══ Provided data ══

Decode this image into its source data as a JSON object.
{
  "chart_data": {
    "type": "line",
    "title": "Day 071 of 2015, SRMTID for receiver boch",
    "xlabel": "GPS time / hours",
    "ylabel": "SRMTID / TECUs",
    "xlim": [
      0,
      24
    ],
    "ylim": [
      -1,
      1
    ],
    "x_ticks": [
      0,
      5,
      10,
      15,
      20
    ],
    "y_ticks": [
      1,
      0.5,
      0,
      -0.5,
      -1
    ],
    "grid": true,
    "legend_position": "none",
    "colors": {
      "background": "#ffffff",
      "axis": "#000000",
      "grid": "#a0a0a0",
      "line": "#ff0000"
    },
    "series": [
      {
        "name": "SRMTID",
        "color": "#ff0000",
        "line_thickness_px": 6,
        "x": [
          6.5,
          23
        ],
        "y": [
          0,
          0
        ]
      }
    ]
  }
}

═══

Work instructions: Wherever "SRMTID" shows up in a line, copy that line.

The result:
    "title": "Day 071 of 2015, SRMTID for receiver boch",
    "ylabel": "SRMTID / TECUs",
        "name": "SRMTID",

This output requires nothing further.